● **Problem to solve**
Reproduce the listing below word for word, with no pictures.

Records from a data collection:
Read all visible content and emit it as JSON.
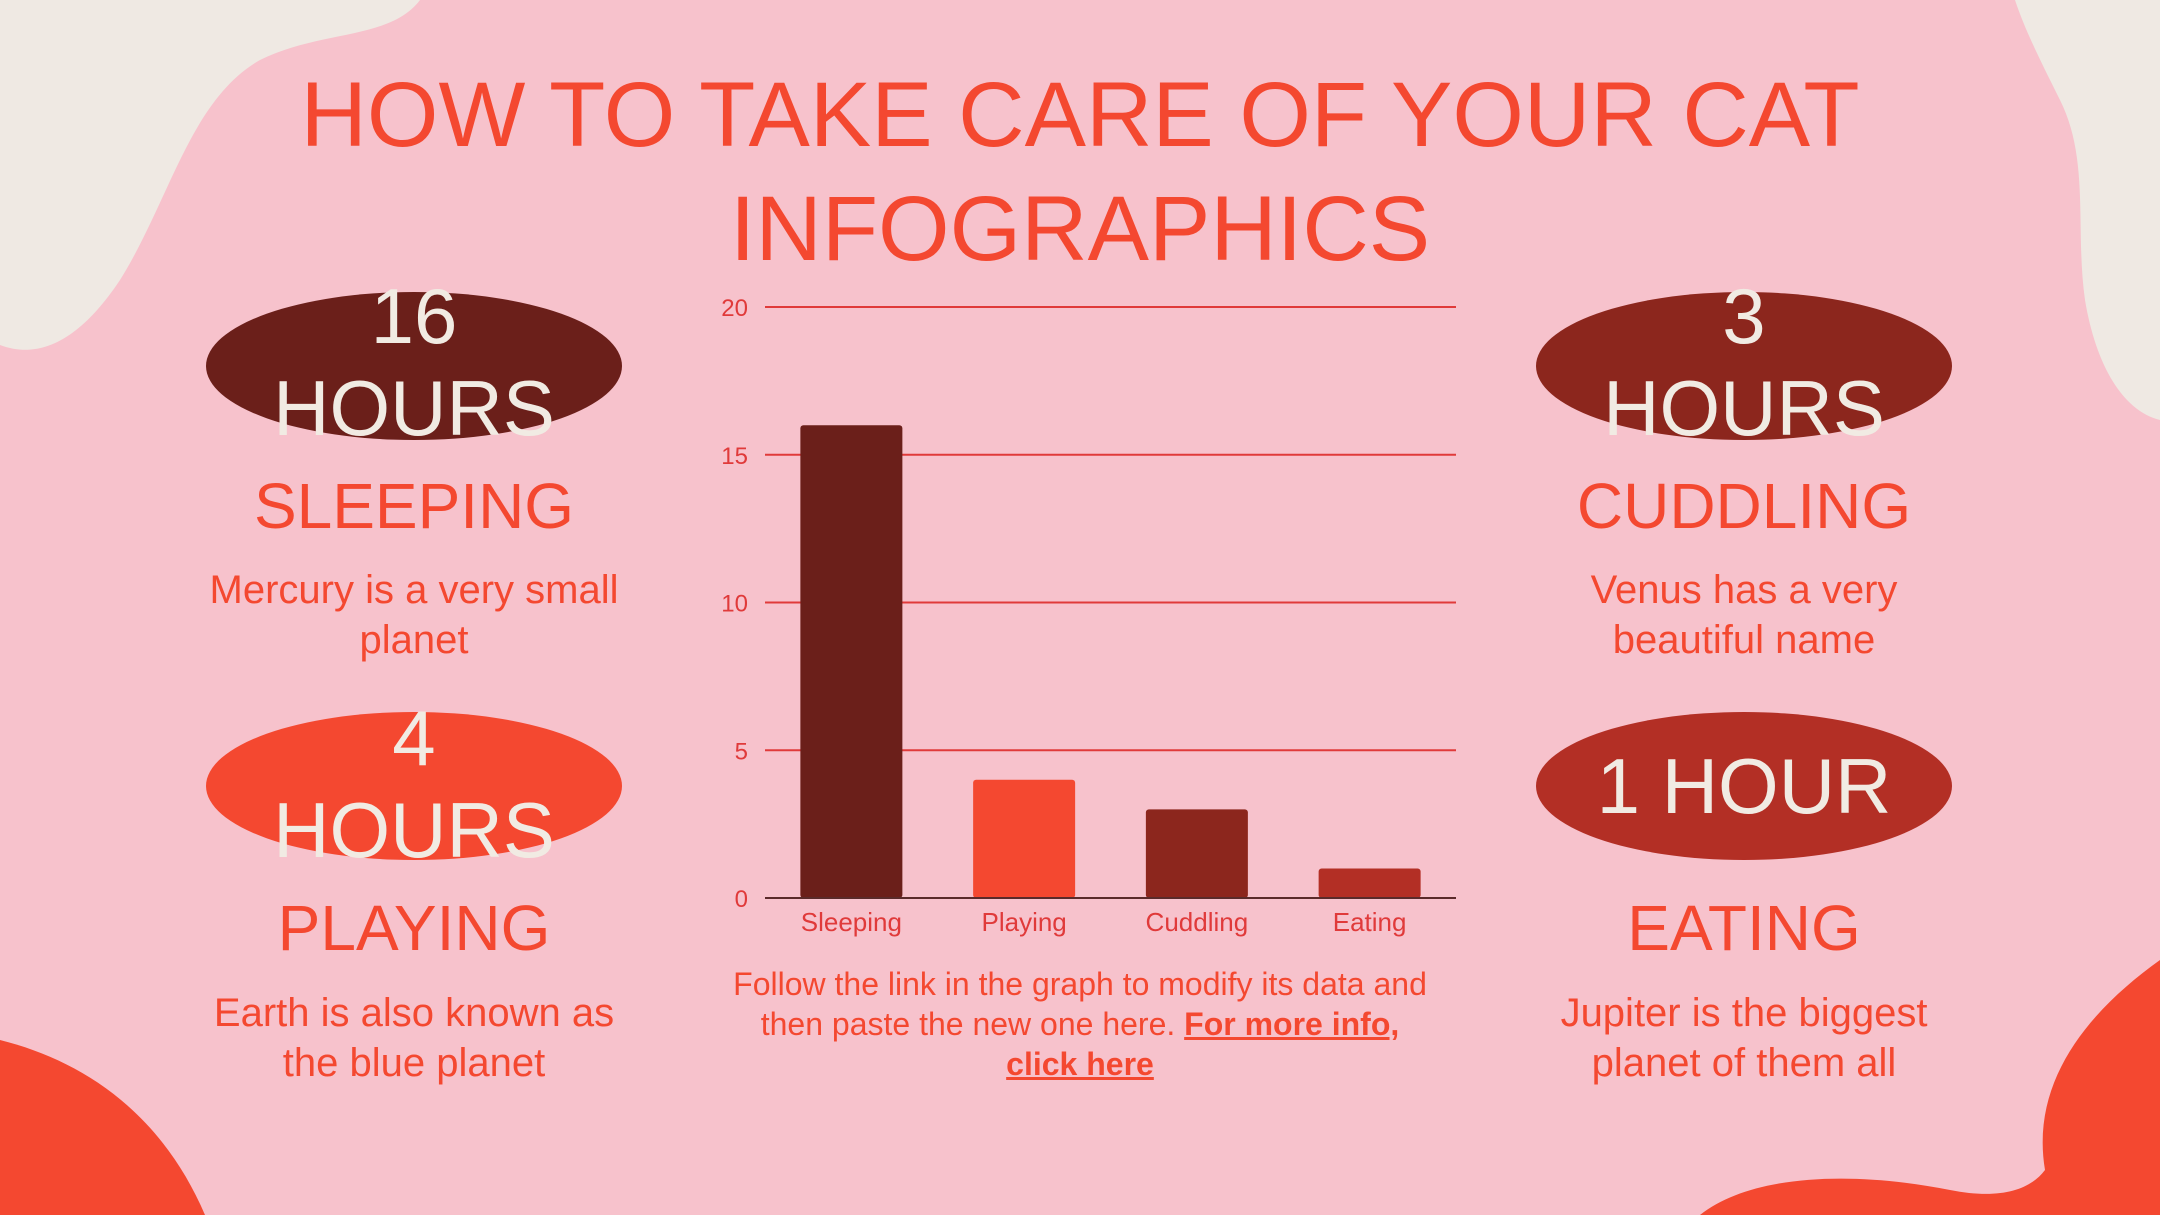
{
  "title": {
    "line1": "HOW TO TAKE CARE OF YOUR CAT",
    "line2": "INFOGRAPHICS"
  },
  "stats": [
    {
      "value_line1": "16",
      "value_line2": "HOURS",
      "label": "SLEEPING",
      "desc_line1": "Mercury is a very small",
      "desc_line2": "planet",
      "color": "#6b1f1a"
    },
    {
      "value_line1": "4",
      "value_line2": "HOURS",
      "label": "PLAYING",
      "desc_line1": "Earth is also known as",
      "desc_line2": "the blue planet",
      "color": "#f44830"
    },
    {
      "value_line1": "3",
      "value_line2": "HOURS",
      "label": "CUDDLING",
      "desc_line1": "Venus has a very",
      "desc_line2": "beautiful name",
      "color": "#8c261d"
    },
    {
      "value_line1": "1 HOUR",
      "label": "EATING",
      "desc_line1": "Jupiter is the biggest",
      "desc_line2": "planet of them all",
      "color": "#b32f25"
    }
  ],
  "chart_data": {
    "type": "bar",
    "categories": [
      "Sleeping",
      "Playing",
      "Cuddling",
      "Eating"
    ],
    "values": [
      16,
      4,
      3,
      1
    ],
    "colors": [
      "#6b1f1a",
      "#f44830",
      "#8c261d",
      "#b32f25"
    ],
    "ylim": [
      0,
      20
    ],
    "yticks": [
      0,
      5,
      10,
      15,
      20
    ],
    "grid": true,
    "gridline_color": "#e03a3a",
    "xlabel": "",
    "ylabel": ""
  },
  "footnote": {
    "line1": "Follow the link in the graph to modify its data and",
    "line2_text": "then paste the new one here. ",
    "line2_link": "For more info,",
    "line3_link": "click here"
  },
  "colors": {
    "background": "#f7c2cc",
    "accent": "#f44830",
    "cream": "#efe9e3",
    "badge_text": "#f1ebe3"
  }
}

● **Task result**
Read all visible content and emit it as JSON.
{
  "title": {
    "line1": "HOW TO TAKE CARE OF YOUR CAT",
    "line2": "INFOGRAPHICS"
  },
  "stats": [
    {
      "value_line1": "16",
      "value_line2": "HOURS",
      "label": "SLEEPING",
      "desc_line1": "Mercury is a very small",
      "desc_line2": "planet",
      "color": "#6b1f1a"
    },
    {
      "value_line1": "4",
      "value_line2": "HOURS",
      "label": "PLAYING",
      "desc_line1": "Earth is also known as",
      "desc_line2": "the blue planet",
      "color": "#f44830"
    },
    {
      "value_line1": "3",
      "value_line2": "HOURS",
      "label": "CUDDLING",
      "desc_line1": "Venus has a very",
      "desc_line2": "beautiful name",
      "color": "#8c261d"
    },
    {
      "value_line1": "1 HOUR",
      "label": "EATING",
      "desc_line1": "Jupiter is the biggest",
      "desc_line2": "planet of them all",
      "color": "#b32f25"
    }
  ],
  "chart_data": {
    "type": "bar",
    "categories": [
      "Sleeping",
      "Playing",
      "Cuddling",
      "Eating"
    ],
    "values": [
      16,
      4,
      3,
      1
    ],
    "colors": [
      "#6b1f1a",
      "#f44830",
      "#8c261d",
      "#b32f25"
    ],
    "ylim": [
      0,
      20
    ],
    "yticks": [
      0,
      5,
      10,
      15,
      20
    ],
    "grid": true,
    "gridline_color": "#e03a3a",
    "xlabel": "",
    "ylabel": ""
  },
  "footnote": {
    "line1": "Follow the link in the graph to modify its data and",
    "line2_text": "then paste the new one here. ",
    "line2_link": "For more info,",
    "line3_link": "click here"
  },
  "colors": {
    "background": "#f7c2cc",
    "accent": "#f44830",
    "cream": "#efe9e3",
    "badge_text": "#f1ebe3"
  }
}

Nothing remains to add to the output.